> [TASK DIRECTIONS]: Copy every entry word for word. Skip the pictures.

——

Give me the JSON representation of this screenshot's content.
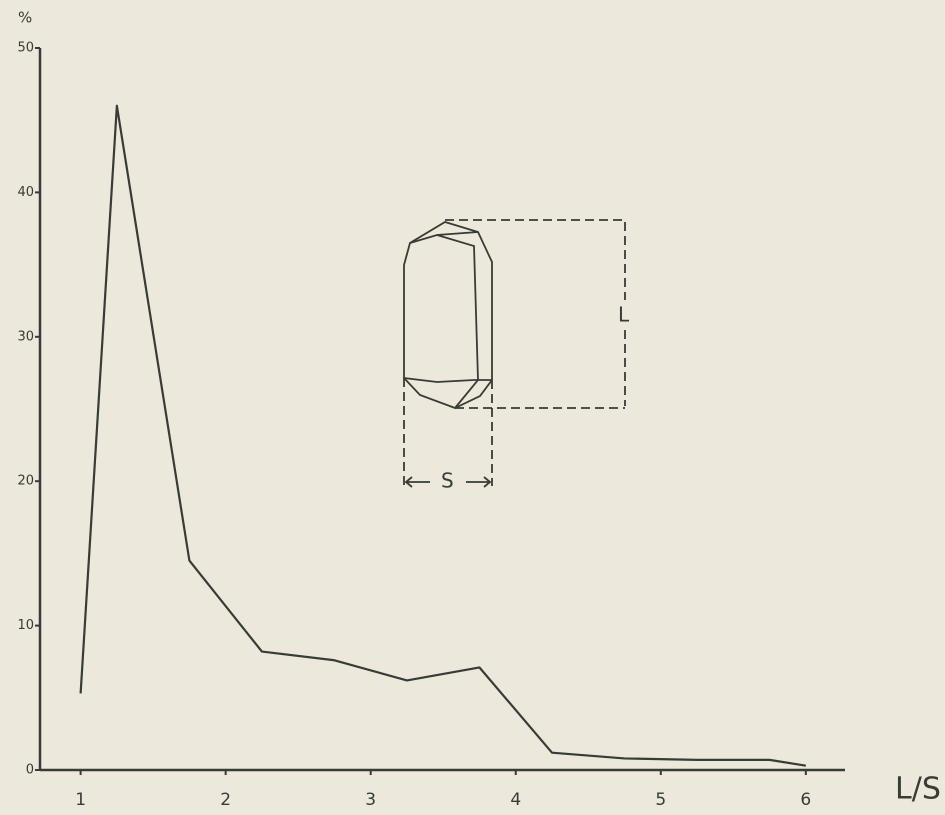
{
  "chart_data": {
    "type": "line",
    "y_label": "%",
    "x_label": "L/S",
    "x": [
      1,
      1.25,
      1.75,
      2.25,
      2.75,
      3.25,
      3.75,
      4.25,
      4.75,
      5.25,
      5.75,
      6
    ],
    "values": [
      5.3,
      46,
      14.5,
      8.2,
      7.6,
      6.2,
      7.1,
      1.2,
      0.8,
      0.7,
      0.7,
      0.3
    ],
    "color": "#3a3a36",
    "xlim": [
      0.72,
      6.27
    ],
    "xticks": [
      1,
      2,
      3,
      4,
      5,
      6
    ],
    "ylim": [
      0,
      50
    ],
    "yticks": [
      0,
      10,
      20,
      30,
      40,
      50
    ],
    "grid": false,
    "annotations": [
      "L",
      "S"
    ]
  }
}
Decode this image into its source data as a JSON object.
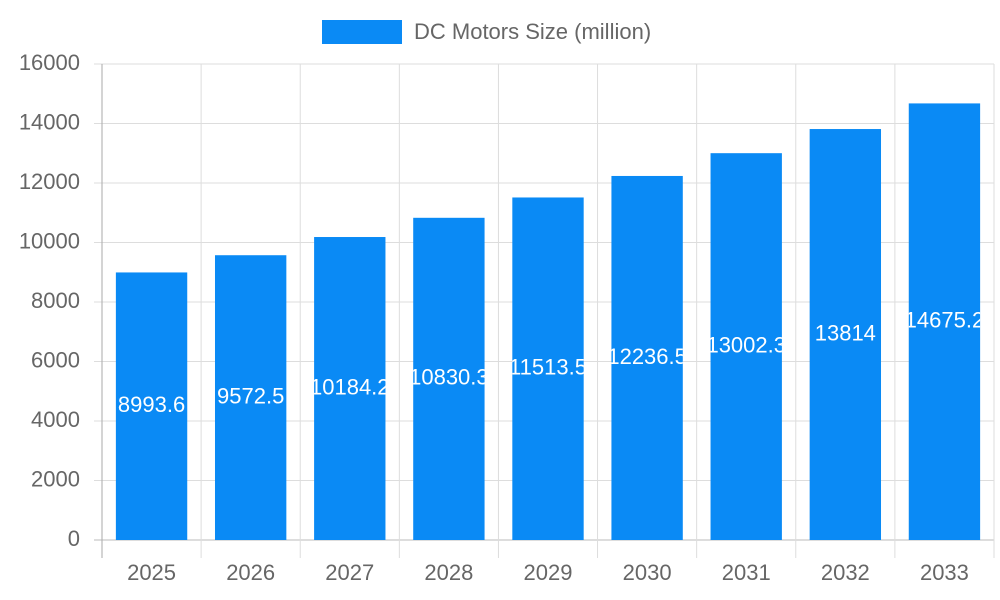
{
  "chart_data": {
    "type": "bar",
    "categories": [
      "2025",
      "2026",
      "2027",
      "2028",
      "2029",
      "2030",
      "2031",
      "2032",
      "2033"
    ],
    "series": [
      {
        "name": "DC Motors Size (million)",
        "color": "#0a8af5",
        "values": [
          8993.6,
          9572.5,
          10184.2,
          10830.3,
          11513.5,
          12236.5,
          13002.3,
          13814,
          14675.2
        ]
      }
    ],
    "ylim": [
      0,
      16000
    ],
    "yticks": [
      0,
      2000,
      4000,
      6000,
      8000,
      10000,
      12000,
      14000,
      16000
    ],
    "grid": true,
    "data_labels": true,
    "legend": "top"
  }
}
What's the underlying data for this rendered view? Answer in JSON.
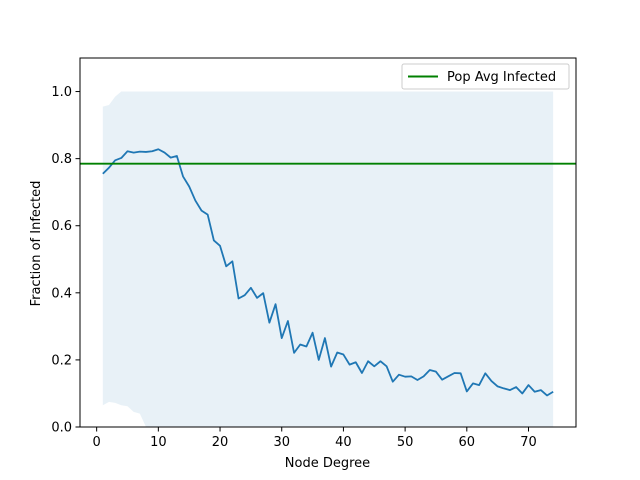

——

> [OUTPUT OF THE EXERCISE]:
Give me the JSON representation of this screenshot's content.
{
  "chart_data": {
    "type": "line",
    "y_label": "%",
    "x_label": "L/S",
    "x": [
      1,
      1.25,
      1.75,
      2.25,
      2.75,
      3.25,
      3.75,
      4.25,
      4.75,
      5.25,
      5.75,
      6
    ],
    "values": [
      5.3,
      46,
      14.5,
      8.2,
      7.6,
      6.2,
      7.1,
      1.2,
      0.8,
      0.7,
      0.7,
      0.3
    ],
    "color": "#3a3a36",
    "xlim": [
      0.72,
      6.27
    ],
    "xticks": [
      1,
      2,
      3,
      4,
      5,
      6
    ],
    "ylim": [
      0,
      50
    ],
    "yticks": [
      0,
      10,
      20,
      30,
      40,
      50
    ],
    "grid": false,
    "annotations": [
      "L",
      "S"
    ]
  }
}
Decode this image into its source data as a JSON object.
{
  "chart_data": {
    "type": "bar",
    "categories": [
      "2025",
      "2026",
      "2027",
      "2028",
      "2029",
      "2030",
      "2031",
      "2032",
      "2033"
    ],
    "series": [
      {
        "name": "DC Motors Size (million)",
        "color": "#0a8af5",
        "values": [
          8993.6,
          9572.5,
          10184.2,
          10830.3,
          11513.5,
          12236.5,
          13002.3,
          13814,
          14675.2
        ]
      }
    ],
    "ylim": [
      0,
      16000
    ],
    "yticks": [
      0,
      2000,
      4000,
      6000,
      8000,
      10000,
      12000,
      14000,
      16000
    ],
    "grid": true,
    "data_labels": true,
    "legend": "top"
  }
}
What's the underlying data for this rendered view? Answer in JSON.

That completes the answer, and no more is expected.